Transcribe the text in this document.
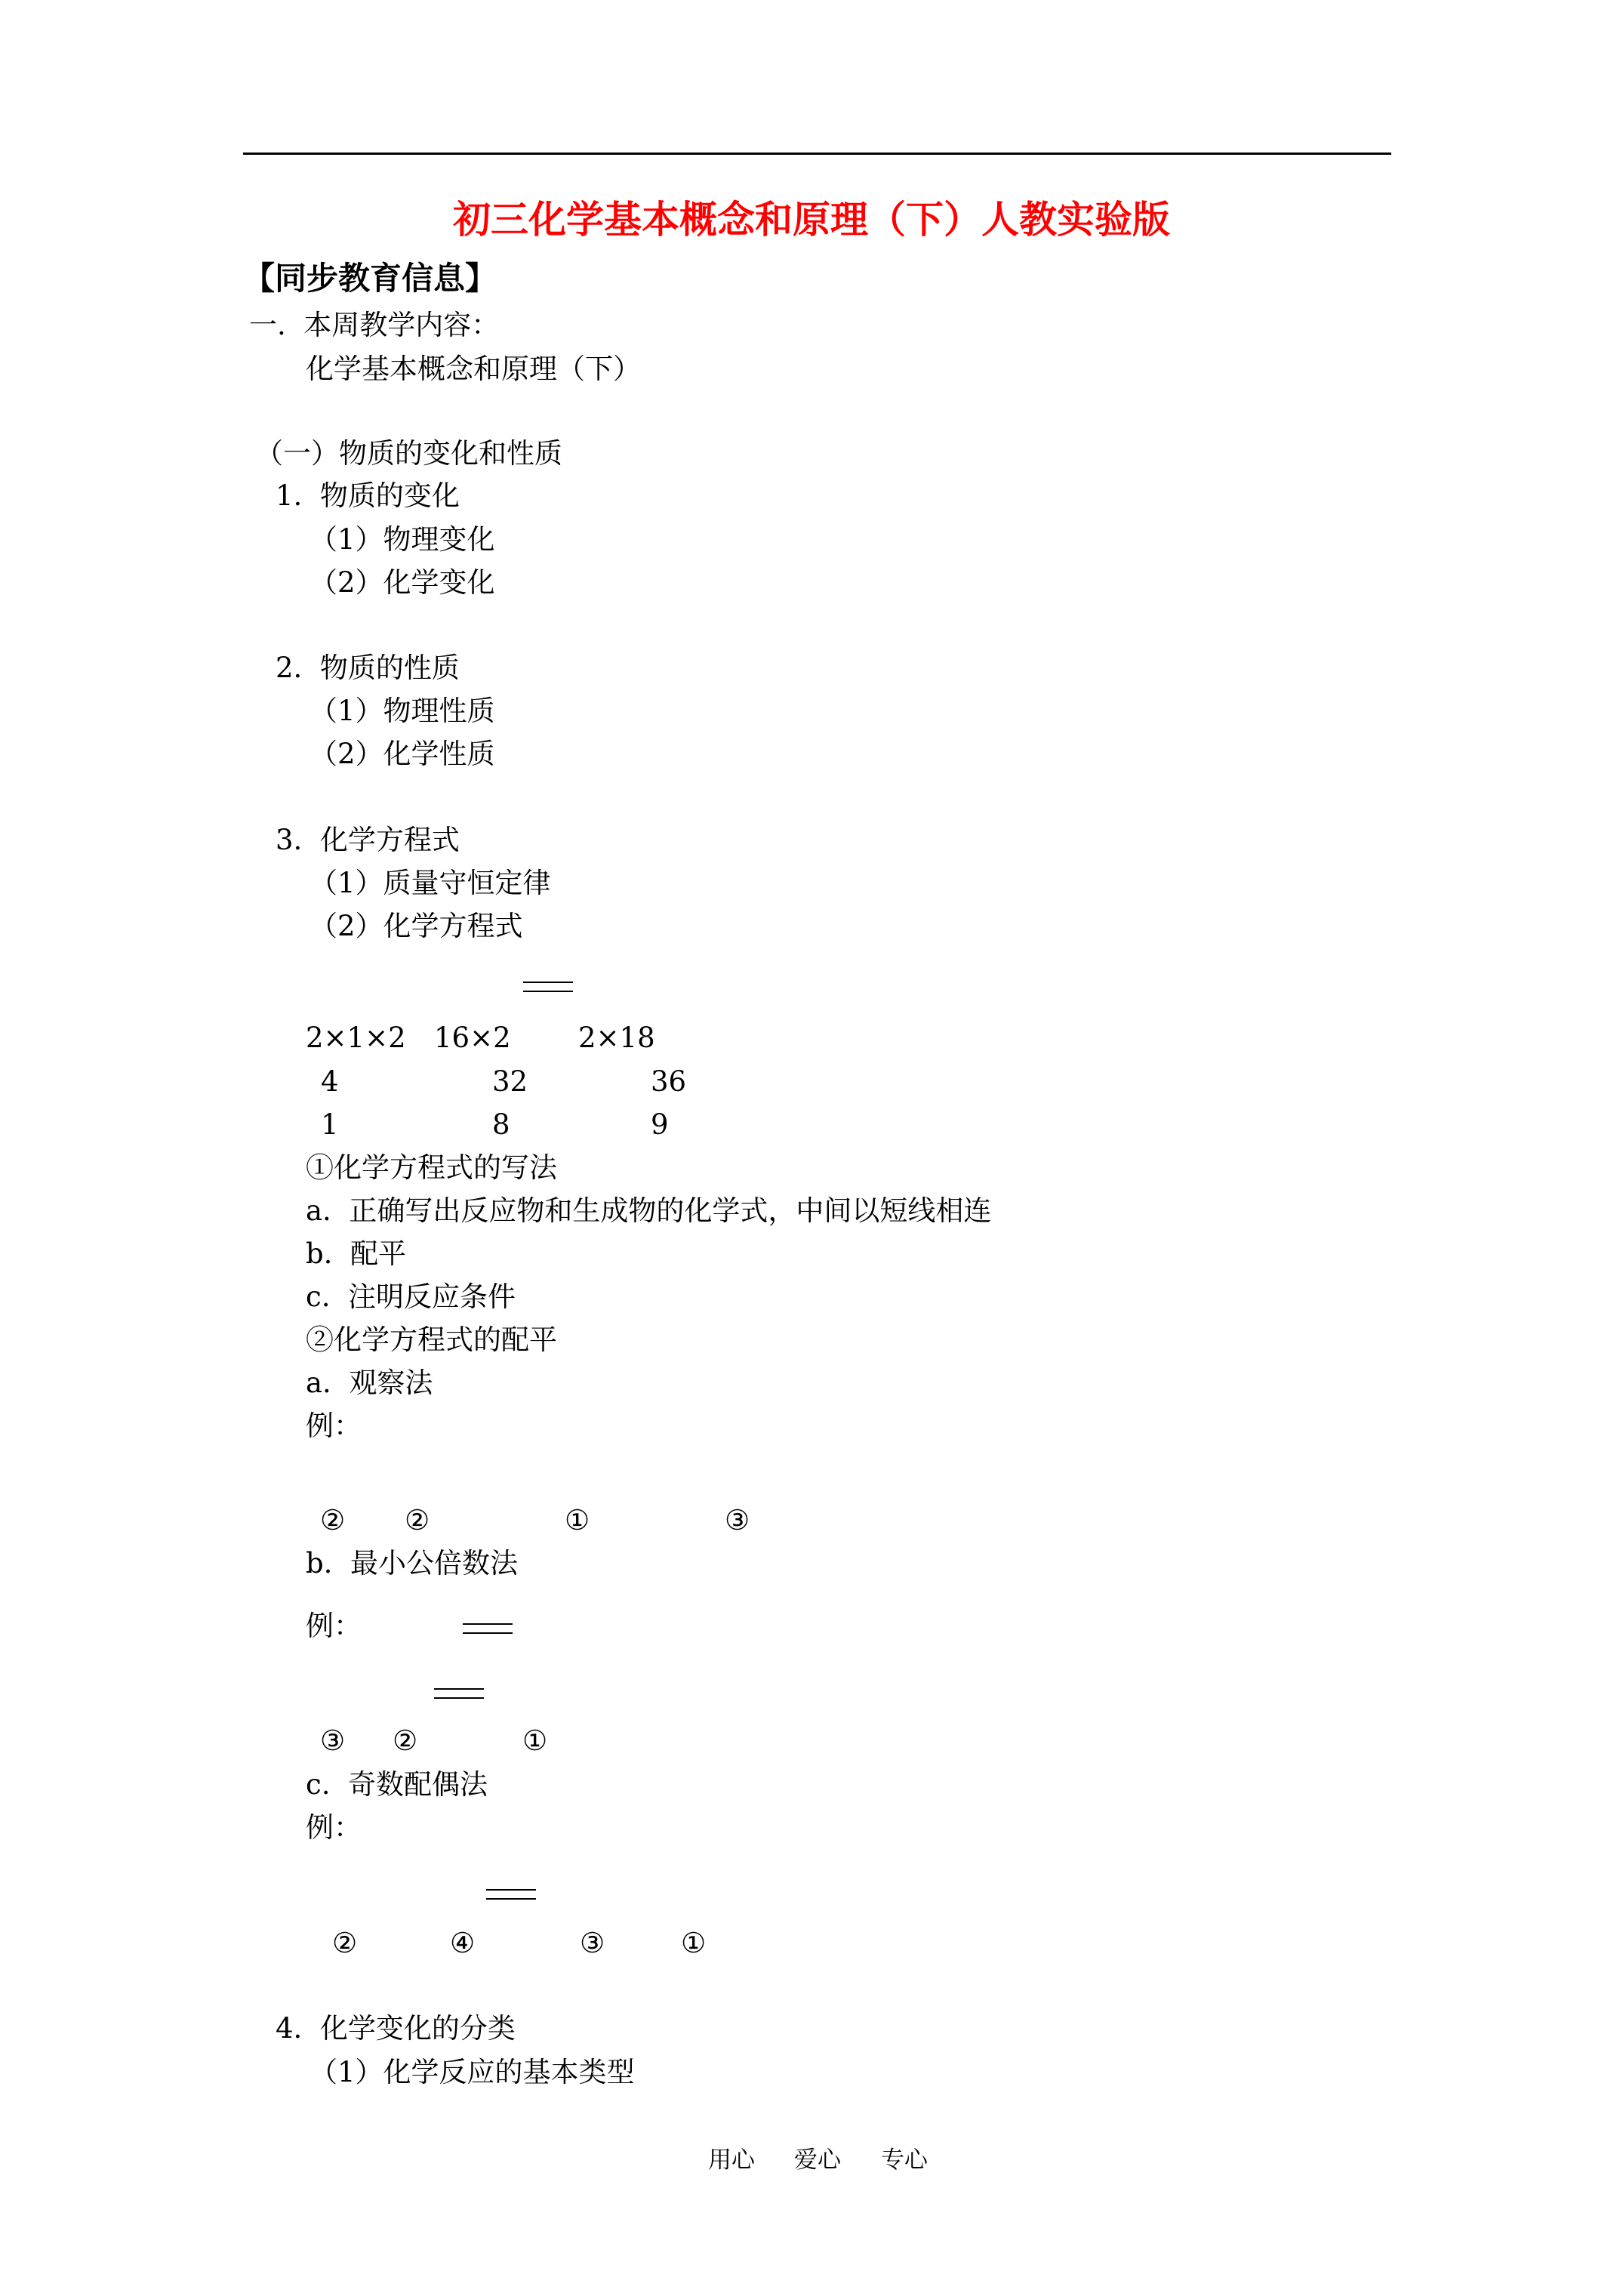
初三化学基本概念和原理（下）人教实验版
【同步教育信息】
一.  本周教学内容：
化学基本概念和原理（下）
（一）物质的变化和性质
1.  物质的变化
（1）物理变化
（2）化学变化
2.  物质的性质
（1）物理性质
（2）化学性质
3.  化学方程式
（1）质量守恒定律
（2）化学方程式
2×1×2 16×2 2×18
4	32	36
1	8	9
①化学方程式的写法
a.  正确写出反应物和生成物的化学式，中间以短线相连
b.  配平
c.  注明反应条件
②化学方程式的配平
a.  观察法
例：
② ②	①	③
b.  最小公倍数法
例：
③ ②	①
c.  奇数配偶法
例：
②	④	③	①
4.  化学变化的分类
（1）化学反应的基本类型
用心 爱心 专心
■ ■ ■
Omit the pictures and give the material again, exactly and in full.

Transcribe the text in this document.
初三化学基本概念和原理（下）人教实验版
【同步教育信息】
一.  本周教学内容：
化学基本概念和原理（下）
（一）物质的变化和性质
1.  物质的变化
（1）物理变化
（2）化学变化
2.  物质的性质
（1）物理性质
（2）化学性质
3.  化学方程式
（1）质量守恒定律
（2）化学方程式
2×1×2 16×2 2×18
4	32	36
1	8	9
①化学方程式的写法
a.  正确写出反应物和生成物的化学式，中间以短线相连
b.  配平
c.  注明反应条件
②化学方程式的配平
a.  观察法
例：
② ②	①	③
b.  最小公倍数法
例：
③ ②	①
c.  奇数配偶法
例：
②	④	③	①
4.  化学变化的分类
（1）化学反应的基本类型
用心 爱心 专心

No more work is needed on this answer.